--- START OF MATERIAL TO PROCESS ---

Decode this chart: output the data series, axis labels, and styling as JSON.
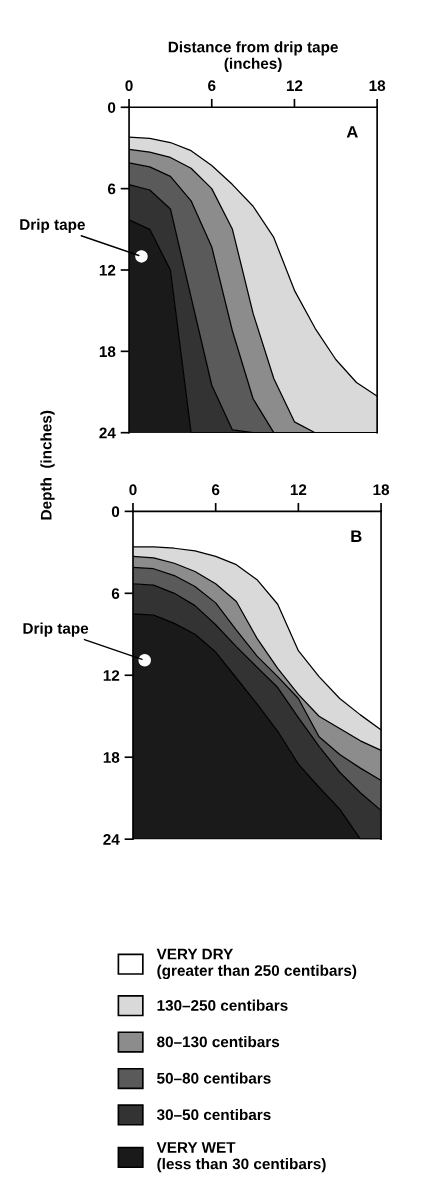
{
  "chart_data": [
    {
      "type": "area",
      "stacked": true,
      "xlabel": "Distance from drip tape\n(inches)",
      "ylabel": "Depth  (inches)",
      "x": [
        0,
        1.5,
        3,
        4.5,
        6,
        7.5,
        9,
        10.5,
        12,
        13.5,
        15,
        16.5,
        18
      ],
      "xlim": [
        0,
        18
      ],
      "xticks": [
        0,
        6,
        12,
        18
      ],
      "ylim": [
        24,
        0
      ],
      "yticks": [
        0,
        6,
        12,
        18,
        24
      ],
      "legend": "bottom",
      "annotations": [
        "A",
        {
          "text": "Drip tape",
          "x": 0.9,
          "y": 11
        }
      ],
      "series": [
        {
          "name": "VERY DRY\n(greater than 250 centibars)",
          "color": "#ffffff",
          "values": [
            2.2,
            2.3,
            2.6,
            3.2,
            4.3,
            5.7,
            7.3,
            9.6,
            13.5,
            16.3,
            18.6,
            20.3,
            21.3
          ]
        },
        {
          "name": "130–250 centibars",
          "color": "#d9d9d9",
          "values": [
            0.9,
            1.0,
            1.1,
            1.3,
            1.7,
            3.3,
            7.9,
            10.4,
            9.7,
            7.7,
            5.4,
            3.7,
            2.7
          ]
        },
        {
          "name": "80–130 centibars",
          "color": "#8c8c8c",
          "values": [
            1.0,
            1.1,
            1.4,
            2.4,
            4.3,
            7.5,
            6.3,
            4.0,
            0.8,
            0,
            0,
            0,
            0
          ]
        },
        {
          "name": "50–80 centibars",
          "color": "#5a5a5a",
          "values": [
            1.6,
            1.7,
            2.4,
            7.1,
            10.2,
            7.3,
            2.5,
            0,
            0,
            0,
            0,
            0,
            0
          ]
        },
        {
          "name": "30–50 centibars",
          "color": "#333333",
          "values": [
            2.6,
            2.9,
            4.5,
            10.0,
            3.5,
            0.2,
            0,
            0,
            0,
            0,
            0,
            0,
            0
          ]
        },
        {
          "name": "VERY WET\n(less than 30 centibars)",
          "color": "#1a1a1a",
          "values": [
            15.7,
            15.0,
            12.0,
            0,
            0,
            0,
            0,
            0,
            0,
            0,
            0,
            0,
            0
          ]
        }
      ]
    },
    {
      "type": "area",
      "stacked": true,
      "x": [
        0,
        1.5,
        3,
        4.5,
        6,
        7.5,
        9,
        10.5,
        12,
        13.5,
        15,
        16.5,
        18
      ],
      "xlim": [
        0,
        18
      ],
      "xticks": [
        0,
        6,
        12,
        18
      ],
      "ylim": [
        24,
        0
      ],
      "yticks": [
        0,
        6,
        12,
        18,
        24
      ],
      "annotations": [
        "B",
        {
          "text": "Drip tape",
          "x": 0.85,
          "y": 10.9
        }
      ],
      "series": [
        {
          "color": "#ffffff",
          "values": [
            2.6,
            2.6,
            2.7,
            2.9,
            3.3,
            3.9,
            5.0,
            6.8,
            10.2,
            12.1,
            13.7,
            14.9,
            16.0
          ]
        },
        {
          "color": "#d9d9d9",
          "values": [
            0.7,
            0.8,
            1.1,
            1.5,
            2.0,
            2.7,
            4.3,
            4.7,
            3.2,
            2.9,
            2.2,
            1.9,
            1.5
          ]
        },
        {
          "color": "#8c8c8c",
          "values": [
            0.8,
            0.8,
            0.9,
            1.1,
            1.4,
            2.1,
            1.3,
            0.6,
            0.3,
            1.5,
            1.9,
            2.0,
            2.2
          ]
        },
        {
          "color": "#5a5a5a",
          "values": [
            1.2,
            1.2,
            1.3,
            1.4,
            1.6,
            1.2,
            0.8,
            0.8,
            1.4,
            0.7,
            1.3,
            1.8,
            2.2
          ]
        },
        {
          "color": "#333333",
          "values": [
            2.2,
            2.2,
            2.2,
            2.1,
            2.0,
            2.3,
            2.7,
            3.2,
            3.4,
            3.0,
            2.7,
            3.4,
            2.1
          ]
        },
        {
          "color": "#1a1a1a",
          "values": [
            16.5,
            16.4,
            15.8,
            15.0,
            13.7,
            11.8,
            9.9,
            7.9,
            5.5,
            3.8,
            2.2,
            0,
            0
          ]
        }
      ]
    }
  ]
}
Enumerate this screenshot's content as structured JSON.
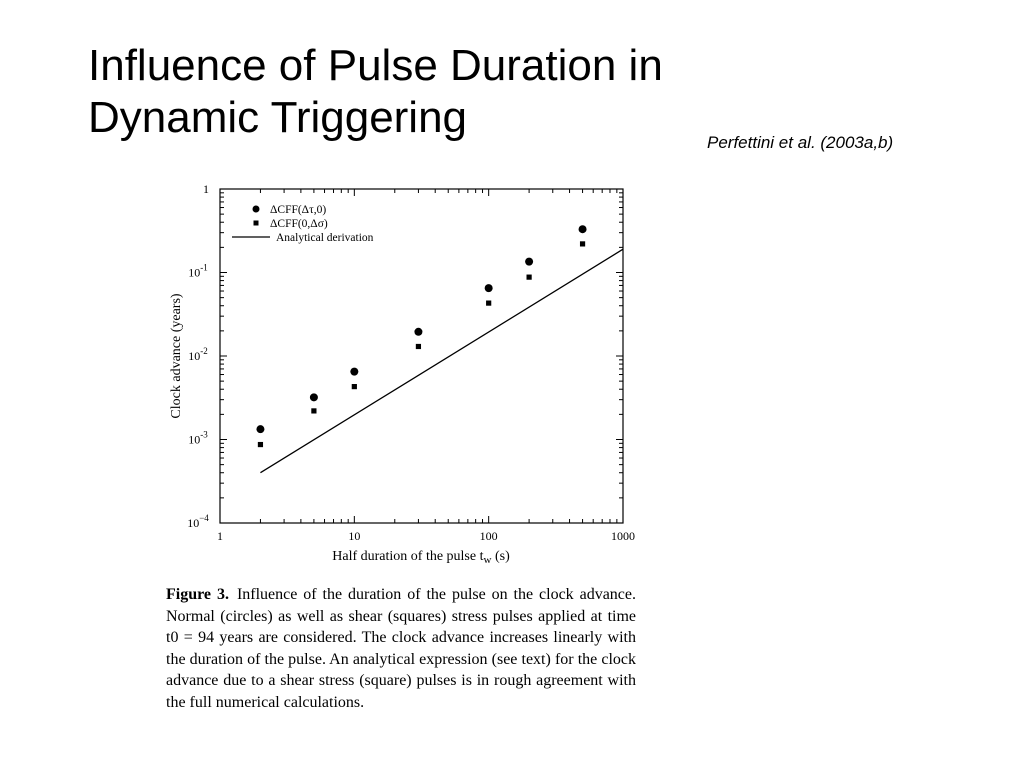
{
  "slide": {
    "title_line1": "Influence of Pulse Duration in",
    "title_line2": "Dynamic Triggering",
    "citation": "Perfettini et al. (2003a,b)"
  },
  "chart_data": {
    "type": "scatter",
    "xlabel": "Half duration of the pulse t",
    "xlabel_sub": "w",
    "xlabel_unit": " (s)",
    "ylabel": "Clock advance (years)",
    "xscale": "log",
    "yscale": "log",
    "xlim": [
      1,
      1000
    ],
    "ylim": [
      0.0001,
      1
    ],
    "x_ticks": [
      {
        "value": 1,
        "label": "1"
      },
      {
        "value": 10,
        "label": "10"
      },
      {
        "value": 100,
        "label": "100"
      },
      {
        "value": 1000,
        "label": "1000"
      }
    ],
    "y_ticks": [
      {
        "value": 0.0001,
        "base": "10",
        "exp": "−4"
      },
      {
        "value": 0.001,
        "base": "10",
        "exp": "-3"
      },
      {
        "value": 0.01,
        "base": "10",
        "exp": "-2"
      },
      {
        "value": 0.1,
        "base": "10",
        "exp": "-1"
      },
      {
        "value": 1,
        "base": "",
        "exp": "",
        "label": "1"
      }
    ],
    "legend_position": "top-left",
    "series": [
      {
        "name": "ΔCFF(Δτ,0)",
        "marker": "circle",
        "x": [
          2,
          5,
          10,
          30,
          100,
          200,
          500
        ],
        "y": [
          0.00133,
          0.0032,
          0.0065,
          0.0195,
          0.065,
          0.135,
          0.33
        ]
      },
      {
        "name": "ΔCFF(0,Δσ)",
        "marker": "square",
        "x": [
          2,
          5,
          10,
          30,
          100,
          200,
          500
        ],
        "y": [
          0.00087,
          0.0022,
          0.0043,
          0.013,
          0.043,
          0.088,
          0.22
        ]
      },
      {
        "name": "Analytical derivation",
        "marker": "line",
        "x": [
          2,
          1000
        ],
        "y": [
          0.0004,
          0.19
        ]
      }
    ]
  },
  "caption": {
    "label": "Figure 3.",
    "text": "Influence of the duration of the pulse on the clock advance. Normal (circles) as well as shear (squares) stress pulses applied at time t0 = 94 years are considered. The clock advance increases linearly with the duration of the pulse. An analytical expression (see text) for the clock advance due to a shear stress (square) pulses is in rough agreement with the full numerical calculations."
  }
}
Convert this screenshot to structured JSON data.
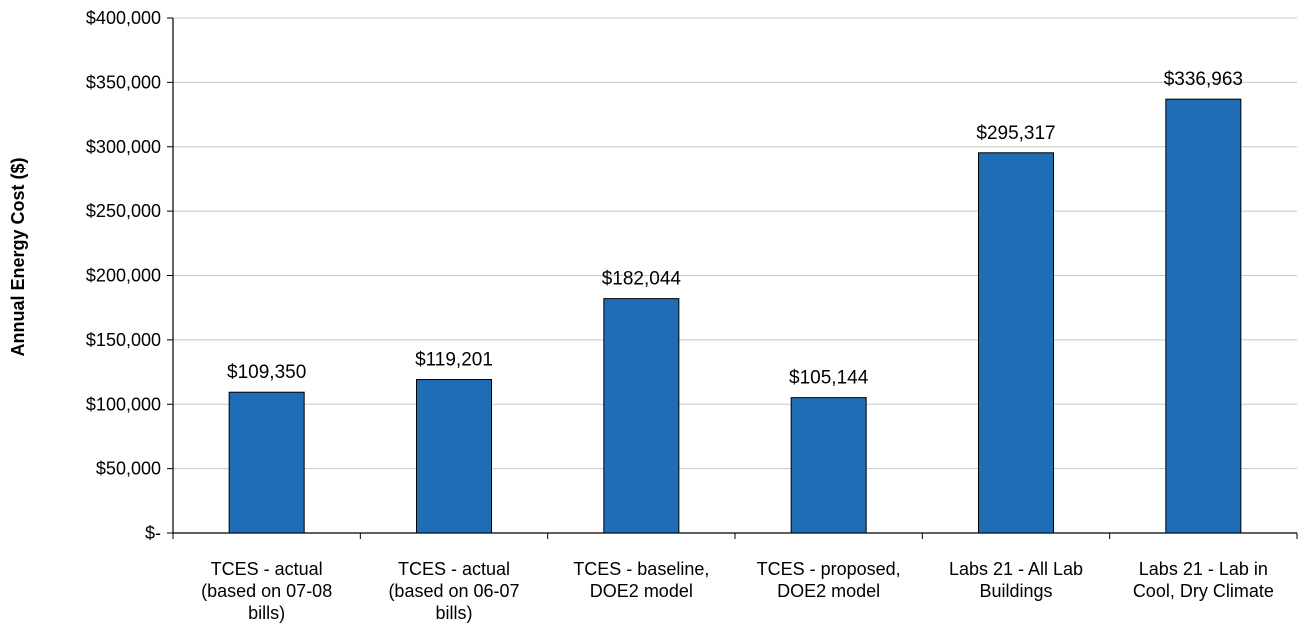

--- END OF MATERIAL TO PROCESS ---

**PROBLEM STATEMENT**
Extract every line of the data exactly; pictures stay out.

**COMPLETE ANSWER**
Decode this chart: output the data series, axis labels, and styling as JSON.
{
  "chart_data": [
    {
      "type": "area",
      "stacked": true,
      "xlabel": "Distance from drip tape\n(inches)",
      "ylabel": "Depth  (inches)",
      "x": [
        0,
        1.5,
        3,
        4.5,
        6,
        7.5,
        9,
        10.5,
        12,
        13.5,
        15,
        16.5,
        18
      ],
      "xlim": [
        0,
        18
      ],
      "xticks": [
        0,
        6,
        12,
        18
      ],
      "ylim": [
        24,
        0
      ],
      "yticks": [
        0,
        6,
        12,
        18,
        24
      ],
      "legend": "bottom",
      "annotations": [
        "A",
        {
          "text": "Drip tape",
          "x": 0.9,
          "y": 11
        }
      ],
      "series": [
        {
          "name": "VERY DRY\n(greater than 250 centibars)",
          "color": "#ffffff",
          "values": [
            2.2,
            2.3,
            2.6,
            3.2,
            4.3,
            5.7,
            7.3,
            9.6,
            13.5,
            16.3,
            18.6,
            20.3,
            21.3
          ]
        },
        {
          "name": "130–250 centibars",
          "color": "#d9d9d9",
          "values": [
            0.9,
            1.0,
            1.1,
            1.3,
            1.7,
            3.3,
            7.9,
            10.4,
            9.7,
            7.7,
            5.4,
            3.7,
            2.7
          ]
        },
        {
          "name": "80–130 centibars",
          "color": "#8c8c8c",
          "values": [
            1.0,
            1.1,
            1.4,
            2.4,
            4.3,
            7.5,
            6.3,
            4.0,
            0.8,
            0,
            0,
            0,
            0
          ]
        },
        {
          "name": "50–80 centibars",
          "color": "#5a5a5a",
          "values": [
            1.6,
            1.7,
            2.4,
            7.1,
            10.2,
            7.3,
            2.5,
            0,
            0,
            0,
            0,
            0,
            0
          ]
        },
        {
          "name": "30–50 centibars",
          "color": "#333333",
          "values": [
            2.6,
            2.9,
            4.5,
            10.0,
            3.5,
            0.2,
            0,
            0,
            0,
            0,
            0,
            0,
            0
          ]
        },
        {
          "name": "VERY WET\n(less than 30 centibars)",
          "color": "#1a1a1a",
          "values": [
            15.7,
            15.0,
            12.0,
            0,
            0,
            0,
            0,
            0,
            0,
            0,
            0,
            0,
            0
          ]
        }
      ]
    },
    {
      "type": "area",
      "stacked": true,
      "x": [
        0,
        1.5,
        3,
        4.5,
        6,
        7.5,
        9,
        10.5,
        12,
        13.5,
        15,
        16.5,
        18
      ],
      "xlim": [
        0,
        18
      ],
      "xticks": [
        0,
        6,
        12,
        18
      ],
      "ylim": [
        24,
        0
      ],
      "yticks": [
        0,
        6,
        12,
        18,
        24
      ],
      "annotations": [
        "B",
        {
          "text": "Drip tape",
          "x": 0.85,
          "y": 10.9
        }
      ],
      "series": [
        {
          "color": "#ffffff",
          "values": [
            2.6,
            2.6,
            2.7,
            2.9,
            3.3,
            3.9,
            5.0,
            6.8,
            10.2,
            12.1,
            13.7,
            14.9,
            16.0
          ]
        },
        {
          "color": "#d9d9d9",
          "values": [
            0.7,
            0.8,
            1.1,
            1.5,
            2.0,
            2.7,
            4.3,
            4.7,
            3.2,
            2.9,
            2.2,
            1.9,
            1.5
          ]
        },
        {
          "color": "#8c8c8c",
          "values": [
            0.8,
            0.8,
            0.9,
            1.1,
            1.4,
            2.1,
            1.3,
            0.6,
            0.3,
            1.5,
            1.9,
            2.0,
            2.2
          ]
        },
        {
          "color": "#5a5a5a",
          "values": [
            1.2,
            1.2,
            1.3,
            1.4,
            1.6,
            1.2,
            0.8,
            0.8,
            1.4,
            0.7,
            1.3,
            1.8,
            2.2
          ]
        },
        {
          "color": "#333333",
          "values": [
            2.2,
            2.2,
            2.2,
            2.1,
            2.0,
            2.3,
            2.7,
            3.2,
            3.4,
            3.0,
            2.7,
            3.4,
            2.1
          ]
        },
        {
          "color": "#1a1a1a",
          "values": [
            16.5,
            16.4,
            15.8,
            15.0,
            13.7,
            11.8,
            9.9,
            7.9,
            5.5,
            3.8,
            2.2,
            0,
            0
          ]
        }
      ]
    }
  ]
}
Enumerate this screenshot's content as structured JSON.
{
  "slide": {
    "title_line1": "Influence of Pulse Duration in",
    "title_line2": "Dynamic Triggering",
    "citation": "Perfettini et al. (2003a,b)"
  },
  "chart_data": {
    "type": "scatter",
    "xlabel": "Half duration of the pulse t",
    "xlabel_sub": "w",
    "xlabel_unit": " (s)",
    "ylabel": "Clock advance (years)",
    "xscale": "log",
    "yscale": "log",
    "xlim": [
      1,
      1000
    ],
    "ylim": [
      0.0001,
      1
    ],
    "x_ticks": [
      {
        "value": 1,
        "label": "1"
      },
      {
        "value": 10,
        "label": "10"
      },
      {
        "value": 100,
        "label": "100"
      },
      {
        "value": 1000,
        "label": "1000"
      }
    ],
    "y_ticks": [
      {
        "value": 0.0001,
        "base": "10",
        "exp": "−4"
      },
      {
        "value": 0.001,
        "base": "10",
        "exp": "-3"
      },
      {
        "value": 0.01,
        "base": "10",
        "exp": "-2"
      },
      {
        "value": 0.1,
        "base": "10",
        "exp": "-1"
      },
      {
        "value": 1,
        "base": "",
        "exp": "",
        "label": "1"
      }
    ],
    "legend_position": "top-left",
    "series": [
      {
        "name": "ΔCFF(Δτ,0)",
        "marker": "circle",
        "x": [
          2,
          5,
          10,
          30,
          100,
          200,
          500
        ],
        "y": [
          0.00133,
          0.0032,
          0.0065,
          0.0195,
          0.065,
          0.135,
          0.33
        ]
      },
      {
        "name": "ΔCFF(0,Δσ)",
        "marker": "square",
        "x": [
          2,
          5,
          10,
          30,
          100,
          200,
          500
        ],
        "y": [
          0.00087,
          0.0022,
          0.0043,
          0.013,
          0.043,
          0.088,
          0.22
        ]
      },
      {
        "name": "Analytical derivation",
        "marker": "line",
        "x": [
          2,
          1000
        ],
        "y": [
          0.0004,
          0.19
        ]
      }
    ]
  },
  "caption": {
    "label": "Figure 3.",
    "text": "Influence of the duration of the pulse on the clock advance. Normal (circles) as well as shear (squares) stress pulses applied at time t0 = 94 years are considered. The clock advance increases linearly with the duration of the pulse. An analytical expression (see text) for the clock advance due to a shear stress (square) pulses is in rough agreement with the full numerical calculations."
  }
}
Convert this screenshot to structured JSON data.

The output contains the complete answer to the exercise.